--- start ENTRIES ---

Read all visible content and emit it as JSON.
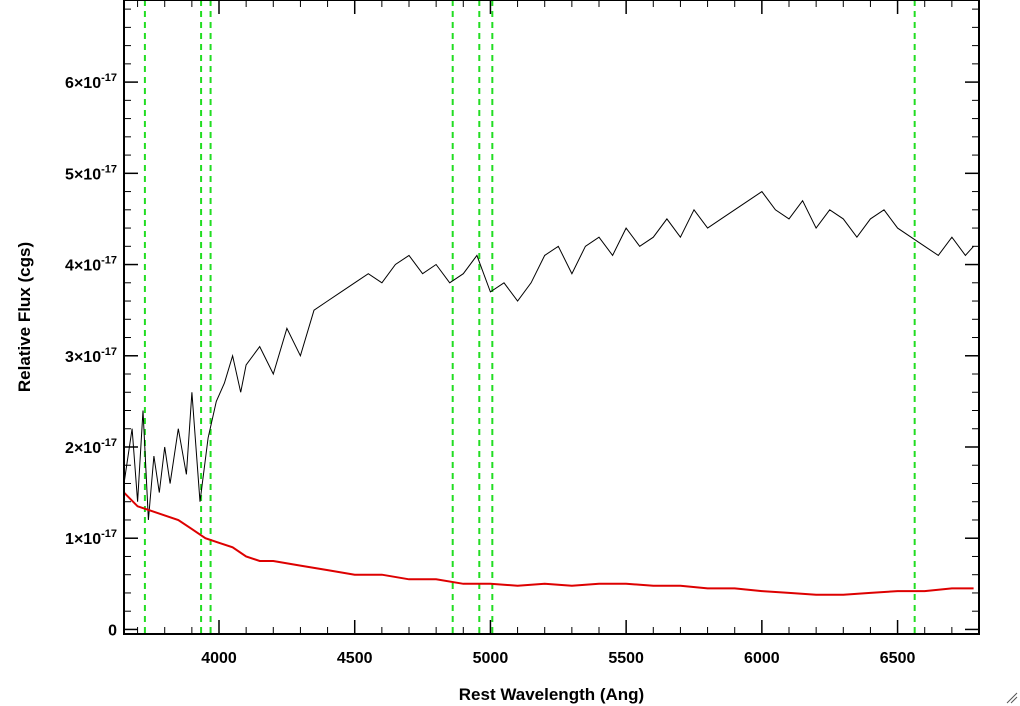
{
  "chart_data": {
    "type": "line",
    "xlabel": "Rest Wavelength (Ang)",
    "ylabel": "Relative Flux (cgs)",
    "xlim": [
      3650,
      6800
    ],
    "ylim": [
      -0.05,
      6.9
    ],
    "y_unit_exponent": -17,
    "grid": false,
    "x_ticks": [
      {
        "value": 4000,
        "label": "4000"
      },
      {
        "value": 4500,
        "label": "4500"
      },
      {
        "value": 5000,
        "label": "5000"
      },
      {
        "value": 5500,
        "label": "5500"
      },
      {
        "value": 6000,
        "label": "6000"
      },
      {
        "value": 6500,
        "label": "6500"
      }
    ],
    "y_ticks": [
      {
        "value": 0,
        "label": "0"
      },
      {
        "value": 1,
        "label": "1×10",
        "exp": "-17"
      },
      {
        "value": 2,
        "label": "2×10",
        "exp": "-17"
      },
      {
        "value": 3,
        "label": "3×10",
        "exp": "-17"
      },
      {
        "value": 4,
        "label": "4×10",
        "exp": "-17"
      },
      {
        "value": 5,
        "label": "5×10",
        "exp": "-17"
      },
      {
        "value": 6,
        "label": "6×10",
        "exp": "-17"
      }
    ],
    "vertical_markers": [
      3727,
      3934,
      3969,
      4861,
      4959,
      5007,
      6563
    ],
    "series": [
      {
        "color": "#000000",
        "x": [
          3650,
          3680,
          3700,
          3720,
          3740,
          3760,
          3780,
          3800,
          3820,
          3850,
          3880,
          3900,
          3930,
          3960,
          3990,
          4020,
          4050,
          4080,
          4100,
          4150,
          4200,
          4250,
          4300,
          4350,
          4400,
          4450,
          4500,
          4550,
          4600,
          4650,
          4700,
          4750,
          4800,
          4850,
          4900,
          4950,
          5000,
          5050,
          5100,
          5150,
          5200,
          5250,
          5300,
          5350,
          5400,
          5450,
          5500,
          5550,
          5600,
          5650,
          5700,
          5750,
          5800,
          5850,
          5900,
          5950,
          6000,
          6050,
          6100,
          6150,
          6200,
          6250,
          6300,
          6350,
          6400,
          6450,
          6500,
          6550,
          6600,
          6650,
          6700,
          6750,
          6780
        ],
        "y": [
          1.6,
          2.2,
          1.4,
          2.4,
          1.2,
          1.9,
          1.5,
          2.0,
          1.6,
          2.2,
          1.7,
          2.6,
          1.4,
          2.1,
          2.5,
          2.7,
          3.0,
          2.6,
          2.9,
          3.1,
          2.8,
          3.3,
          3.0,
          3.5,
          3.6,
          3.7,
          3.8,
          3.9,
          3.8,
          4.0,
          4.1,
          3.9,
          4.0,
          3.8,
          3.9,
          4.1,
          3.7,
          3.8,
          3.6,
          3.8,
          4.1,
          4.2,
          3.9,
          4.2,
          4.3,
          4.1,
          4.4,
          4.2,
          4.3,
          4.5,
          4.3,
          4.6,
          4.4,
          4.5,
          4.6,
          4.7,
          4.8,
          4.6,
          4.5,
          4.7,
          4.4,
          4.6,
          4.5,
          4.3,
          4.5,
          4.6,
          4.4,
          4.3,
          4.2,
          4.1,
          4.3,
          4.1,
          4.2
        ]
      },
      {
        "color": "#dd0000",
        "x": [
          3650,
          3700,
          3750,
          3800,
          3850,
          3900,
          3950,
          4000,
          4050,
          4100,
          4150,
          4200,
          4300,
          4400,
          4500,
          4600,
          4700,
          4800,
          4900,
          5000,
          5100,
          5200,
          5300,
          5400,
          5500,
          5600,
          5700,
          5800,
          5900,
          6000,
          6100,
          6200,
          6300,
          6400,
          6500,
          6600,
          6700,
          6780
        ],
        "y": [
          1.5,
          1.35,
          1.3,
          1.25,
          1.2,
          1.1,
          1.0,
          0.95,
          0.9,
          0.8,
          0.75,
          0.75,
          0.7,
          0.65,
          0.6,
          0.6,
          0.55,
          0.55,
          0.5,
          0.5,
          0.48,
          0.5,
          0.48,
          0.5,
          0.5,
          0.48,
          0.48,
          0.45,
          0.45,
          0.42,
          0.4,
          0.38,
          0.38,
          0.4,
          0.42,
          0.42,
          0.45,
          0.45
        ]
      }
    ]
  }
}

--- end ENTRIES ---

### WHAT IS NEEDED:
What is needed is an exact reproduction of the data, pictures excluded.

### SOLUTION FOR THIS PROBLEM:
Read all visible content and emit it as JSON.
{
  "chart_data": {
    "type": "line",
    "xlabel": "Rest Wavelength (Ang)",
    "ylabel": "Relative Flux (cgs)",
    "xlim": [
      3650,
      6800
    ],
    "ylim": [
      -0.05,
      6.9
    ],
    "y_unit_exponent": -17,
    "grid": false,
    "x_ticks": [
      {
        "value": 4000,
        "label": "4000"
      },
      {
        "value": 4500,
        "label": "4500"
      },
      {
        "value": 5000,
        "label": "5000"
      },
      {
        "value": 5500,
        "label": "5500"
      },
      {
        "value": 6000,
        "label": "6000"
      },
      {
        "value": 6500,
        "label": "6500"
      }
    ],
    "y_ticks": [
      {
        "value": 0,
        "label": "0"
      },
      {
        "value": 1,
        "label": "1×10",
        "exp": "-17"
      },
      {
        "value": 2,
        "label": "2×10",
        "exp": "-17"
      },
      {
        "value": 3,
        "label": "3×10",
        "exp": "-17"
      },
      {
        "value": 4,
        "label": "4×10",
        "exp": "-17"
      },
      {
        "value": 5,
        "label": "5×10",
        "exp": "-17"
      },
      {
        "value": 6,
        "label": "6×10",
        "exp": "-17"
      }
    ],
    "vertical_markers": [
      3727,
      3934,
      3969,
      4861,
      4959,
      5007,
      6563
    ],
    "series": [
      {
        "color": "#000000",
        "x": [
          3650,
          3680,
          3700,
          3720,
          3740,
          3760,
          3780,
          3800,
          3820,
          3850,
          3880,
          3900,
          3930,
          3960,
          3990,
          4020,
          4050,
          4080,
          4100,
          4150,
          4200,
          4250,
          4300,
          4350,
          4400,
          4450,
          4500,
          4550,
          4600,
          4650,
          4700,
          4750,
          4800,
          4850,
          4900,
          4950,
          5000,
          5050,
          5100,
          5150,
          5200,
          5250,
          5300,
          5350,
          5400,
          5450,
          5500,
          5550,
          5600,
          5650,
          5700,
          5750,
          5800,
          5850,
          5900,
          5950,
          6000,
          6050,
          6100,
          6150,
          6200,
          6250,
          6300,
          6350,
          6400,
          6450,
          6500,
          6550,
          6600,
          6650,
          6700,
          6750,
          6780
        ],
        "y": [
          1.6,
          2.2,
          1.4,
          2.4,
          1.2,
          1.9,
          1.5,
          2.0,
          1.6,
          2.2,
          1.7,
          2.6,
          1.4,
          2.1,
          2.5,
          2.7,
          3.0,
          2.6,
          2.9,
          3.1,
          2.8,
          3.3,
          3.0,
          3.5,
          3.6,
          3.7,
          3.8,
          3.9,
          3.8,
          4.0,
          4.1,
          3.9,
          4.0,
          3.8,
          3.9,
          4.1,
          3.7,
          3.8,
          3.6,
          3.8,
          4.1,
          4.2,
          3.9,
          4.2,
          4.3,
          4.1,
          4.4,
          4.2,
          4.3,
          4.5,
          4.3,
          4.6,
          4.4,
          4.5,
          4.6,
          4.7,
          4.8,
          4.6,
          4.5,
          4.7,
          4.4,
          4.6,
          4.5,
          4.3,
          4.5,
          4.6,
          4.4,
          4.3,
          4.2,
          4.1,
          4.3,
          4.1,
          4.2
        ]
      },
      {
        "color": "#dd0000",
        "x": [
          3650,
          3700,
          3750,
          3800,
          3850,
          3900,
          3950,
          4000,
          4050,
          4100,
          4150,
          4200,
          4300,
          4400,
          4500,
          4600,
          4700,
          4800,
          4900,
          5000,
          5100,
          5200,
          5300,
          5400,
          5500,
          5600,
          5700,
          5800,
          5900,
          6000,
          6100,
          6200,
          6300,
          6400,
          6500,
          6600,
          6700,
          6780
        ],
        "y": [
          1.5,
          1.35,
          1.3,
          1.25,
          1.2,
          1.1,
          1.0,
          0.95,
          0.9,
          0.8,
          0.75,
          0.75,
          0.7,
          0.65,
          0.6,
          0.6,
          0.55,
          0.55,
          0.5,
          0.5,
          0.48,
          0.5,
          0.48,
          0.5,
          0.5,
          0.48,
          0.48,
          0.45,
          0.45,
          0.42,
          0.4,
          0.38,
          0.38,
          0.4,
          0.42,
          0.42,
          0.45,
          0.45
        ]
      }
    ]
  }
}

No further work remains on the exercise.